- [Given instruction]: Pull out every line below containing the word "Gbps".

- [Provided entries]:
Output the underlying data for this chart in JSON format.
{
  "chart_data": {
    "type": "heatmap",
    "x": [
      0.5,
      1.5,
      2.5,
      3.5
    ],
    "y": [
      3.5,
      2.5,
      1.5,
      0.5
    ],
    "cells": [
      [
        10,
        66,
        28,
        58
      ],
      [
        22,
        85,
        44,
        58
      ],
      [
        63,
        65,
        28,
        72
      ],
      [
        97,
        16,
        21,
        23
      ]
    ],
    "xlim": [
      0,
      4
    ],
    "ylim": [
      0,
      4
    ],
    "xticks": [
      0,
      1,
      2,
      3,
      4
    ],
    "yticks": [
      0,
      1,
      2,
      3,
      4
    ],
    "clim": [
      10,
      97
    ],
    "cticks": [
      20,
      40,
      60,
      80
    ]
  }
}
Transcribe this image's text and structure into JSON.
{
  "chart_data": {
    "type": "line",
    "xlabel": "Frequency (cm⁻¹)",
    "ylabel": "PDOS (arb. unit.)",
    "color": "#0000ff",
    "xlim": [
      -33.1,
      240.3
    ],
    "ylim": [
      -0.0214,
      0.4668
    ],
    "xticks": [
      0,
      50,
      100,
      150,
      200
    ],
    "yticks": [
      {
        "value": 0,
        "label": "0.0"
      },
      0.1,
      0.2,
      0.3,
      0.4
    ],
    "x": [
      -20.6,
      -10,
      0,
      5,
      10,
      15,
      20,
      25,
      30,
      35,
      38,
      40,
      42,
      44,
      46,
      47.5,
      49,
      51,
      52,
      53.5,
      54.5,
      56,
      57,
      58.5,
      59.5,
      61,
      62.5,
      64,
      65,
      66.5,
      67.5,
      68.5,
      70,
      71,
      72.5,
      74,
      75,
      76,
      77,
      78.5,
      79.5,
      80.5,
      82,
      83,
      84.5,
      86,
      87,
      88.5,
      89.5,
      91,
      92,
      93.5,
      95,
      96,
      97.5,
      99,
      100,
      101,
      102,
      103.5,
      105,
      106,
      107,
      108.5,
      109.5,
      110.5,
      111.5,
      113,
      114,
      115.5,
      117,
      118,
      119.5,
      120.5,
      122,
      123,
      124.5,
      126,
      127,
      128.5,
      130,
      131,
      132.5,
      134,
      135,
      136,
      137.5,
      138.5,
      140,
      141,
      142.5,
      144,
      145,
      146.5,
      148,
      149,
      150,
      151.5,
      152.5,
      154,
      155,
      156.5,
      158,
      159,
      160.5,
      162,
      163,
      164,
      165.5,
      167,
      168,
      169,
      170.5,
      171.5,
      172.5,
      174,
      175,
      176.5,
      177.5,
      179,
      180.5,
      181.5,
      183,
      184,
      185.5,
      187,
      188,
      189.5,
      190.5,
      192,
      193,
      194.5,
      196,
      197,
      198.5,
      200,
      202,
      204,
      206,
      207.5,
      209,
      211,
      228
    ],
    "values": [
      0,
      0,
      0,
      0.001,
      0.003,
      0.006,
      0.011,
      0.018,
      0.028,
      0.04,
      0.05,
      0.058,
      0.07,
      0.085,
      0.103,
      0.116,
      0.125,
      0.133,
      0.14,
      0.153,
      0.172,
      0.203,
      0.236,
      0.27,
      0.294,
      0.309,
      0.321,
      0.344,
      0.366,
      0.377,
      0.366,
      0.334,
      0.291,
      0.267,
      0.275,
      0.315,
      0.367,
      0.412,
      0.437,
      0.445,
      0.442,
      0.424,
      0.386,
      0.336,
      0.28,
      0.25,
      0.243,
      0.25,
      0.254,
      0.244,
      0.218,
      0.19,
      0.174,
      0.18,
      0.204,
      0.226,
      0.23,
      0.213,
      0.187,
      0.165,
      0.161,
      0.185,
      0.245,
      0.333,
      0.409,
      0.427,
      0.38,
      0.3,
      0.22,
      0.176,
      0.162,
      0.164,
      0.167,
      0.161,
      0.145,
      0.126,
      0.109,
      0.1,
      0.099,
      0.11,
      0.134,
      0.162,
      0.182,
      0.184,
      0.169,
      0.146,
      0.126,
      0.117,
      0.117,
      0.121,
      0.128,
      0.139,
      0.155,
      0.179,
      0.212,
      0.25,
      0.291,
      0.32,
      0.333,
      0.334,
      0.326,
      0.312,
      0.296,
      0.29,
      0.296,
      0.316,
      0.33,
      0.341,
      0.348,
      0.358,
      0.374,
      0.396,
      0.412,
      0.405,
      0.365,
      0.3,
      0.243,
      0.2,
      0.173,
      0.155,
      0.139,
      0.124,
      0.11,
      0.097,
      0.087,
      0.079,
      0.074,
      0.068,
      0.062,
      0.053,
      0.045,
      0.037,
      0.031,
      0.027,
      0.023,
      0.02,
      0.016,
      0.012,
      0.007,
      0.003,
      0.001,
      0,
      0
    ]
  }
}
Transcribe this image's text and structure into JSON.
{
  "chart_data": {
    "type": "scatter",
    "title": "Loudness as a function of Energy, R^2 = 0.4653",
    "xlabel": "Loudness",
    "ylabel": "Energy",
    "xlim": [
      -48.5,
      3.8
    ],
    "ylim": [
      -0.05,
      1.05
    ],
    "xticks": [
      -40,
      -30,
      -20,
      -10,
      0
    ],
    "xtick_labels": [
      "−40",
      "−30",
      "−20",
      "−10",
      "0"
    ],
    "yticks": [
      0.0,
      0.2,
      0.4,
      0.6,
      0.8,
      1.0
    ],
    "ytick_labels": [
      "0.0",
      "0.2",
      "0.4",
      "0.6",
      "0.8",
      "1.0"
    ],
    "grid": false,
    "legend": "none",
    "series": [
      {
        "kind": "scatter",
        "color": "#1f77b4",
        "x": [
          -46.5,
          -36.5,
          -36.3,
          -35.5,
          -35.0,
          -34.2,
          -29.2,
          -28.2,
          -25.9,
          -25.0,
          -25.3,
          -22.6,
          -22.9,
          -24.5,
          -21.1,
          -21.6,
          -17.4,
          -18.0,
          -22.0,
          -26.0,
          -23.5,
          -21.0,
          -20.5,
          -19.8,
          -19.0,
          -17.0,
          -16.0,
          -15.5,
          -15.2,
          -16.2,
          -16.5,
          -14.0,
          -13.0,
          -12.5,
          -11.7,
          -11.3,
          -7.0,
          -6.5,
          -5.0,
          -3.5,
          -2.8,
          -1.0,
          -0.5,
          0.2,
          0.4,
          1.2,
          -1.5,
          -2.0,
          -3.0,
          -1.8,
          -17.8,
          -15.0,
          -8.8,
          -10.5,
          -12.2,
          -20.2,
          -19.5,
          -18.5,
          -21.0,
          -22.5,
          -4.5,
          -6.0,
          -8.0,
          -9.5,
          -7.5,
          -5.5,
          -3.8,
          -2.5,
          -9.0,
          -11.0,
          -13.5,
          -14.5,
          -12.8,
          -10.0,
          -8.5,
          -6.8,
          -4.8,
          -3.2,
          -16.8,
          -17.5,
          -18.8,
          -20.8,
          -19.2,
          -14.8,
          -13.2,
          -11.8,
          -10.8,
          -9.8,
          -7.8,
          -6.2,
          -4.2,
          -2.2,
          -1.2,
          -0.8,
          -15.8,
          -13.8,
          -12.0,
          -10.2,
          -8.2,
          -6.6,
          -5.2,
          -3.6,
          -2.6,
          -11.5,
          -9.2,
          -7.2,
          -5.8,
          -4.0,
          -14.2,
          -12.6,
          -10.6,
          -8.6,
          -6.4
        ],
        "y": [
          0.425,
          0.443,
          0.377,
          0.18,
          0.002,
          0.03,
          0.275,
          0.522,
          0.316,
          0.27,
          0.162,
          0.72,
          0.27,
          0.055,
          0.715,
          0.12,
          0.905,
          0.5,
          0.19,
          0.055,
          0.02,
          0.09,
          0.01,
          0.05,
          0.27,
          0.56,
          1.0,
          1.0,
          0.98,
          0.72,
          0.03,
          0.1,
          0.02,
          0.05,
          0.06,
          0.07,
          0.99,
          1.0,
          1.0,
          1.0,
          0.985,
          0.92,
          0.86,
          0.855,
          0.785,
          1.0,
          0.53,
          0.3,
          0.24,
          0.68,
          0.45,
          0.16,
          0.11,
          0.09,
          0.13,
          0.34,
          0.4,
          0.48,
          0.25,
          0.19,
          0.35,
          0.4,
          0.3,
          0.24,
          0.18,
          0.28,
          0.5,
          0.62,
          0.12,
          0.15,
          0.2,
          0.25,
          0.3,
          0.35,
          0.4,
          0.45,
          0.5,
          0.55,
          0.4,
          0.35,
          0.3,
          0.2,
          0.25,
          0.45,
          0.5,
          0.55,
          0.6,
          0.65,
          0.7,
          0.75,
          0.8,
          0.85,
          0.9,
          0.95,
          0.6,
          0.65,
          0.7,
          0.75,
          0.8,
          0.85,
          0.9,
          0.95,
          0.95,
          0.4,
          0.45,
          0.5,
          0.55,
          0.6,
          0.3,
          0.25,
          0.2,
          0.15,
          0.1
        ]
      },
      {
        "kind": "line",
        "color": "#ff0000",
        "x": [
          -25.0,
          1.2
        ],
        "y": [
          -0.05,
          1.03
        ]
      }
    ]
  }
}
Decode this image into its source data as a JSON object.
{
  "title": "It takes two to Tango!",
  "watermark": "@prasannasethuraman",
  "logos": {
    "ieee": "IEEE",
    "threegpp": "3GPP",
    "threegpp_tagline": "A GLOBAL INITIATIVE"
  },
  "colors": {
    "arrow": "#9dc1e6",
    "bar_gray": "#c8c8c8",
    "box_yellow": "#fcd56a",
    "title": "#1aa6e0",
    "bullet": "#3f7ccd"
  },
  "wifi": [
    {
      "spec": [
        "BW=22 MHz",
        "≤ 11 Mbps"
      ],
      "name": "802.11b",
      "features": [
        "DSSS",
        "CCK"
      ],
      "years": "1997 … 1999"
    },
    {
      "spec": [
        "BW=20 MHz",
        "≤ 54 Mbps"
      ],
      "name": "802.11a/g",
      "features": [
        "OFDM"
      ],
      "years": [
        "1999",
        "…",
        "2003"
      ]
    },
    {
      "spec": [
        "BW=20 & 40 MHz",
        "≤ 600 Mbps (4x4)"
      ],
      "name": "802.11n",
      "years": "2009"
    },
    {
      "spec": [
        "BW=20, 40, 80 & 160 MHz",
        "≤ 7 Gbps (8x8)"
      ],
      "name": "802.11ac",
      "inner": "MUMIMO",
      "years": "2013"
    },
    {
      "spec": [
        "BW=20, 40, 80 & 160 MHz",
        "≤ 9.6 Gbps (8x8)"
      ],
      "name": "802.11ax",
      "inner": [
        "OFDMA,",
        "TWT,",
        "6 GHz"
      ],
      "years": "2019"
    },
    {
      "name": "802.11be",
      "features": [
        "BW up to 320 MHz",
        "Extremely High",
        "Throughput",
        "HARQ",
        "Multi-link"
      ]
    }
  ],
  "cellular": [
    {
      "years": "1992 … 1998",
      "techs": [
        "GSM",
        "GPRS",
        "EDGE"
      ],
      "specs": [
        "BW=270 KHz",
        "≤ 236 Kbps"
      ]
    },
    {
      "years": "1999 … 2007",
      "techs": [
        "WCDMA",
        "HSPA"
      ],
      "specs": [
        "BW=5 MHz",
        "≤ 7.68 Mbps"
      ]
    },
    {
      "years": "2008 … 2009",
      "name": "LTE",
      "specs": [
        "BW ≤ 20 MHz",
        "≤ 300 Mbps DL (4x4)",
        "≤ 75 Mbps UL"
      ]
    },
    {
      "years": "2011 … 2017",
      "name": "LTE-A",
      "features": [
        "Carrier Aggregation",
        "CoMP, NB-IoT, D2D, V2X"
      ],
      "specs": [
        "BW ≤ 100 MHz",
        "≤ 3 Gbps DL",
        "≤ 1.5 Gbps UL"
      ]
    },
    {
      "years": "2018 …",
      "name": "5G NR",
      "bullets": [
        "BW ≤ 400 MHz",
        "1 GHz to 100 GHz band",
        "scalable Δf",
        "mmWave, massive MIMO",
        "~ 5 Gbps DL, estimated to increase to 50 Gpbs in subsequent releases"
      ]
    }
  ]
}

- [Full response]:
        "≤ 7 Gbps (8x8)"
        "≤ 9.6 Gbps (8x8)"
        "≤ 3 Gbps DL",
        "≤ 1.5 Gbps UL"
        "~ 5 Gbps DL, estimated to increase to 50 Gpbs in subsequent releases"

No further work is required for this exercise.